- **Input for this task**:
[start]

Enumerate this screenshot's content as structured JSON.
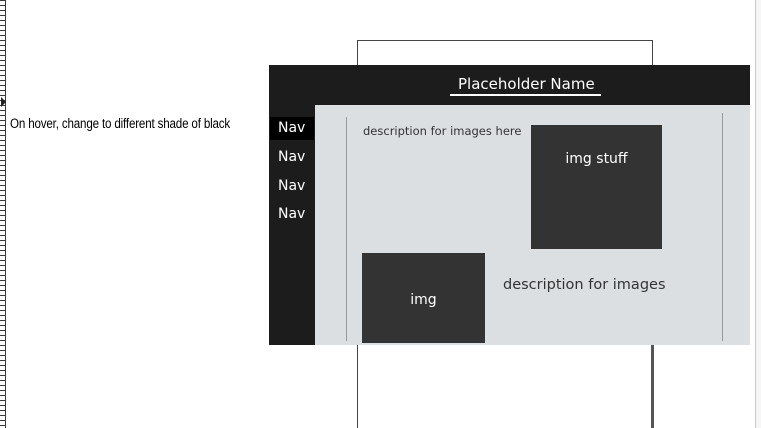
{
  "annotation": {
    "text": "On hover, change to different shade of black"
  },
  "header": {
    "title": "Placeholder Name"
  },
  "nav": {
    "items": [
      {
        "label": "Nav",
        "active": true
      },
      {
        "label": "Nav",
        "active": false
      },
      {
        "label": "Nav",
        "active": false
      },
      {
        "label": "Nav",
        "active": false
      }
    ]
  },
  "content": {
    "desc_top": "description for images here",
    "img_top_label": "img stuff",
    "img_bottom_label": "img",
    "desc_bottom": "description for images"
  },
  "colors": {
    "header_bg": "#1c1c1c",
    "nav_active_bg": "#000000",
    "content_bg": "#dcdfe2",
    "image_placeholder_bg": "#333333"
  }
}
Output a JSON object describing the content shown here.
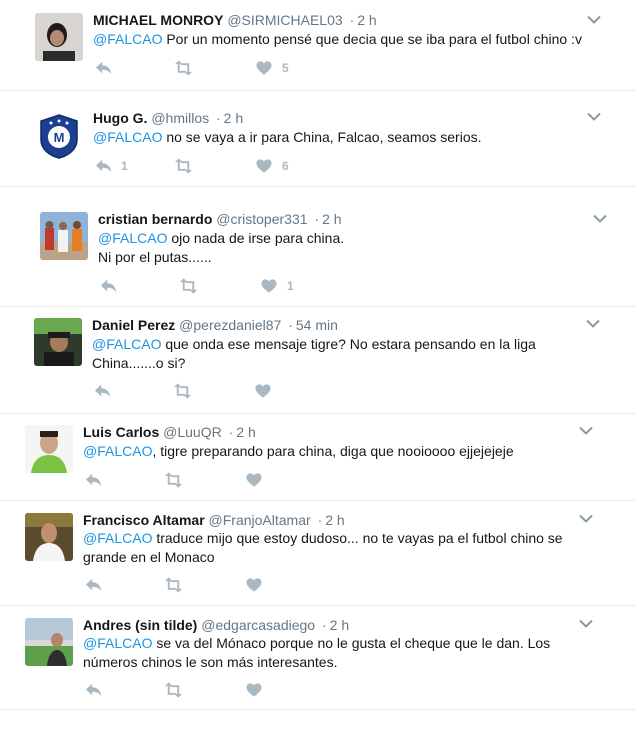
{
  "tweets": [
    {
      "fullname": "MICHAEL MONROY",
      "handle": "@SIRMICHAEL03",
      "time": "2 h",
      "mention": "@FALCAO",
      "text1": " Por un momento pensé que decia que se iba para el futbol chino :v",
      "text2": "",
      "replies": "",
      "retweets": "",
      "likes": "5"
    },
    {
      "fullname": "Hugo G.",
      "handle": "@hmillos",
      "time": "2 h",
      "mention": "@FALCAO",
      "text1": " no se vaya a ir para China, Falcao, seamos serios.",
      "text2": "",
      "replies": "1",
      "retweets": "",
      "likes": "6"
    },
    {
      "fullname": "cristian bernardo",
      "handle": "@cristoper331",
      "time": "2 h",
      "mention": "@FALCAO",
      "text1": " ojo nada de irse para china.",
      "text2": "Ni por el putas......",
      "replies": "",
      "retweets": "",
      "likes": "1"
    },
    {
      "fullname": "Daniel Perez",
      "handle": "@perezdaniel87",
      "time": "54 min",
      "mention": "@FALCAO",
      "text1": " que onda ese mensaje tigre? No estara pensando en la liga",
      "text2": "China.......o si?",
      "replies": "",
      "retweets": "",
      "likes": ""
    },
    {
      "fullname": "Luis Carlos",
      "handle": "@LuuQR",
      "time": "2 h",
      "mention": "@FALCAO",
      "text1": ", tigre preparando para china, diga que nooioooo ejjejejeje",
      "text2": "",
      "replies": "",
      "retweets": "",
      "likes": ""
    },
    {
      "fullname": "Francisco Altamar",
      "handle": "@FranjoAltamar",
      "time": "2 h",
      "mention": "@FALCAO",
      "text1": " traduce mijo que estoy dudoso... no te vayas pa el futbol chino se",
      "text2": "grande en el Monaco",
      "replies": "",
      "retweets": "",
      "likes": ""
    },
    {
      "fullname": "Andres (sin tilde)",
      "handle": "@edgarcasadiego",
      "time": "2 h",
      "mention": "@FALCAO",
      "text1": " se va del Mónaco porque no le gusta el cheque que le dan. Los",
      "text2": "números chinos le son más interesantes.",
      "replies": "",
      "retweets": "",
      "likes": ""
    }
  ],
  "ui": {
    "separator": "·",
    "icon_names": [
      "reply-icon",
      "retweet-icon",
      "like-icon",
      "chevron-down-icon"
    ],
    "colors": {
      "link": "#1b95e0",
      "muted": "#657786",
      "action": "#aab8c2",
      "border": "#e6ecf0"
    }
  }
}
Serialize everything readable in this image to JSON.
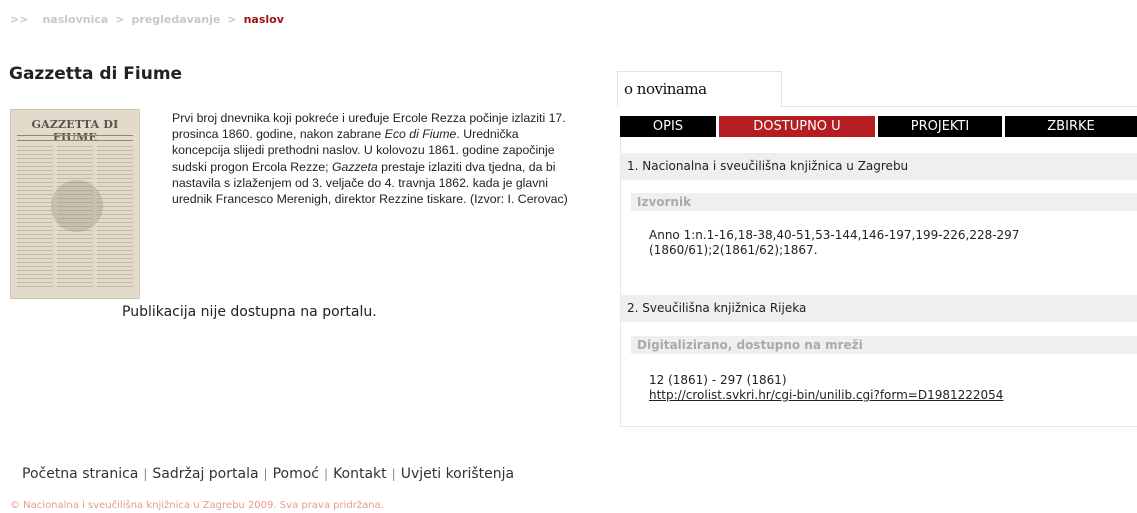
{
  "breadcrumb": {
    "prefix": ">>",
    "items": [
      "naslovnica",
      "pregledavanje"
    ],
    "separator": ">",
    "current": "naslov"
  },
  "publication": {
    "title": "Gazzetta di Fiume",
    "thumbnail_masthead": "GAZZETTA DI FIUME",
    "description": {
      "p1": "Prvi broj dnevnika koji pokreće i uređuje Ercole Rezza počinje izlaziti 17. prosinca 1860. godine, nakon zabrane ",
      "i1": "Eco di Fiume",
      "p2": ". Urednička koncepcija slijedi prethodni naslov. U kolovozu 1861. godine započinje sudski progon Ercola Rezze; ",
      "i2": "Gazzeta",
      "p3": " prestaje izlaziti dva tjedna, da bi nastavila s izlaženjem od 3. veljače do 4. travnja 1862. kada je glavni urednik Francesco Merenigh, direktor Rezzine tiskare. (Izvor: I. Cerovac)"
    },
    "notice": "Publikacija nije dostupna na portalu."
  },
  "panel": {
    "heading": "o novinama",
    "tabs": [
      "OPIS",
      "DOSTUPNO U",
      "PROJEKTI",
      "ZBIRKE"
    ],
    "active_tab": "DOSTUPNO U",
    "libraries": [
      {
        "name": "1. Nacionalna i sveučilišna knjižnica u Zagrebu",
        "type": "Izvornik",
        "holdings": "Anno 1:n.1-16,18-38,40-51,53-144,146-197,199-226,228-297 (1860/61);2(1861/62);1867.",
        "link": ""
      },
      {
        "name": "2. Sveučilišna knjižnica Rijeka",
        "type": "Digitalizirano, dostupno na mreži",
        "holdings": "12 (1861) - 297 (1861)",
        "link": "http://crolist.svkri.hr/cgi-bin/unilib.cgi?form=D1981222054"
      }
    ]
  },
  "footer": {
    "links": [
      "Početna stranica",
      "Sadržaj portala",
      "Pomoć",
      "Kontakt",
      "Uvjeti korištenja"
    ],
    "separator": "|",
    "copyright": "© Nacionalna i sveučilišna knjižnica u Zagrebu 2009. Sva prava pridržana."
  },
  "colors": {
    "accent_red": "#b41e23",
    "breadcrumb_current": "#a01414",
    "copyright": "#e89a88"
  }
}
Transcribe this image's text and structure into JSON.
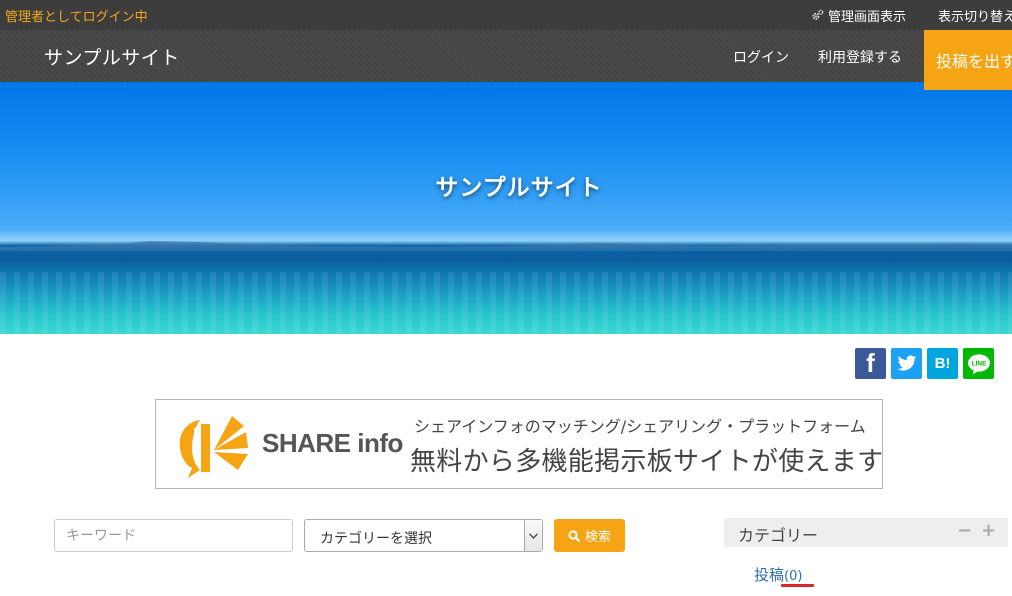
{
  "adminbar": {
    "status": "管理者としてログイン中",
    "admin_view": "管理画面表示",
    "admin_view_icon": "gears-icon",
    "display_switch": "表示切り替え"
  },
  "header": {
    "site_title": "サンプルサイト",
    "nav": {
      "login": "ログイン",
      "register": "利用登録する"
    },
    "post_button": "投稿を出す"
  },
  "hero": {
    "title": "サンプルサイト"
  },
  "share": {
    "facebook": "f",
    "hatena": "B!",
    "line": "LINE"
  },
  "banner": {
    "brand": "SHARE info",
    "tagline": "シェアインフォのマッチング/シェアリング・プラットフォーム",
    "headline": "無料から多機能掲示板サイトが使えます"
  },
  "search": {
    "keyword_placeholder": "キーワード",
    "category_selected": "カテゴリーを選択",
    "button": "検索"
  },
  "sidebar": {
    "widget_title": "カテゴリー",
    "minus": "−",
    "plus": "+",
    "items": [
      {
        "label": "投稿",
        "count": "(0)"
      }
    ]
  },
  "colors": {
    "accent": "#f7a414",
    "admin_status": "#f3a81a",
    "link": "#2f6fb0",
    "annotation_red": "#d9262c"
  }
}
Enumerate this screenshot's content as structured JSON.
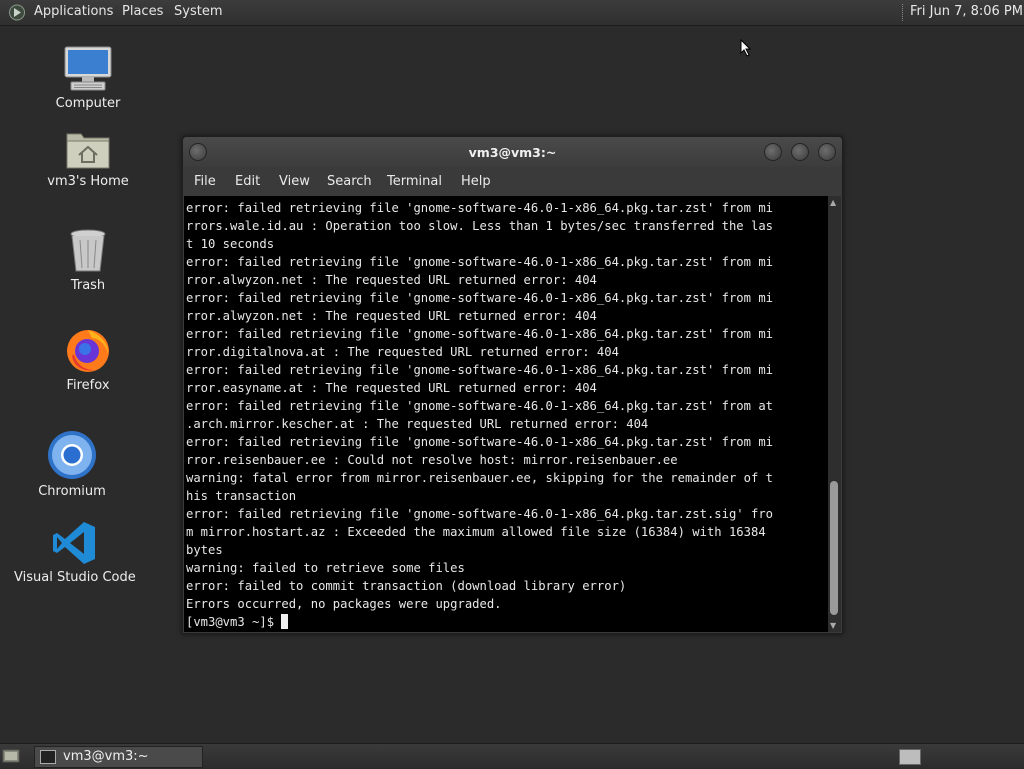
{
  "top_panel": {
    "menus": [
      "Applications",
      "Places",
      "System"
    ],
    "clock": "Fri Jun  7,  8:06 PM"
  },
  "desktop": {
    "icons": [
      "Computer",
      "vm3's Home",
      "Trash",
      "Firefox",
      "Chromium",
      "Visual Studio Code"
    ]
  },
  "terminal": {
    "title": "vm3@vm3:~",
    "menu": [
      "File",
      "Edit",
      "View",
      "Search",
      "Terminal",
      "Help"
    ],
    "lines": [
      "error: failed retrieving file 'gnome-software-46.0-1-x86_64.pkg.tar.zst' from mi",
      "rrors.wale.id.au : Operation too slow. Less than 1 bytes/sec transferred the las",
      "t 10 seconds",
      "error: failed retrieving file 'gnome-software-46.0-1-x86_64.pkg.tar.zst' from mi",
      "rror.alwyzon.net : The requested URL returned error: 404",
      "error: failed retrieving file 'gnome-software-46.0-1-x86_64.pkg.tar.zst' from mi",
      "rror.alwyzon.net : The requested URL returned error: 404",
      "error: failed retrieving file 'gnome-software-46.0-1-x86_64.pkg.tar.zst' from mi",
      "rror.digitalnova.at : The requested URL returned error: 404",
      "error: failed retrieving file 'gnome-software-46.0-1-x86_64.pkg.tar.zst' from mi",
      "rror.easyname.at : The requested URL returned error: 404",
      "error: failed retrieving file 'gnome-software-46.0-1-x86_64.pkg.tar.zst' from at",
      ".arch.mirror.kescher.at : The requested URL returned error: 404",
      "error: failed retrieving file 'gnome-software-46.0-1-x86_64.pkg.tar.zst' from mi",
      "rror.reisenbauer.ee : Could not resolve host: mirror.reisenbauer.ee",
      "warning: fatal error from mirror.reisenbauer.ee, skipping for the remainder of t",
      "his transaction",
      "error: failed retrieving file 'gnome-software-46.0-1-x86_64.pkg.tar.zst.sig' fro",
      "m mirror.hostart.az : Exceeded the maximum allowed file size (16384) with 16384",
      "bytes",
      "warning: failed to retrieve some files",
      "error: failed to commit transaction (download library error)",
      "Errors occurred, no packages were upgraded."
    ],
    "prompt": "[vm3@vm3 ~]$ "
  },
  "taskbar": {
    "task_label": "vm3@vm3:~"
  }
}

[end]

- **Task statement**:
Find each line holding "type". Copy it out.

- **Task output**:
        "type": "Izvornik",
        "type": "Digitalizirano, dostupno na mreži",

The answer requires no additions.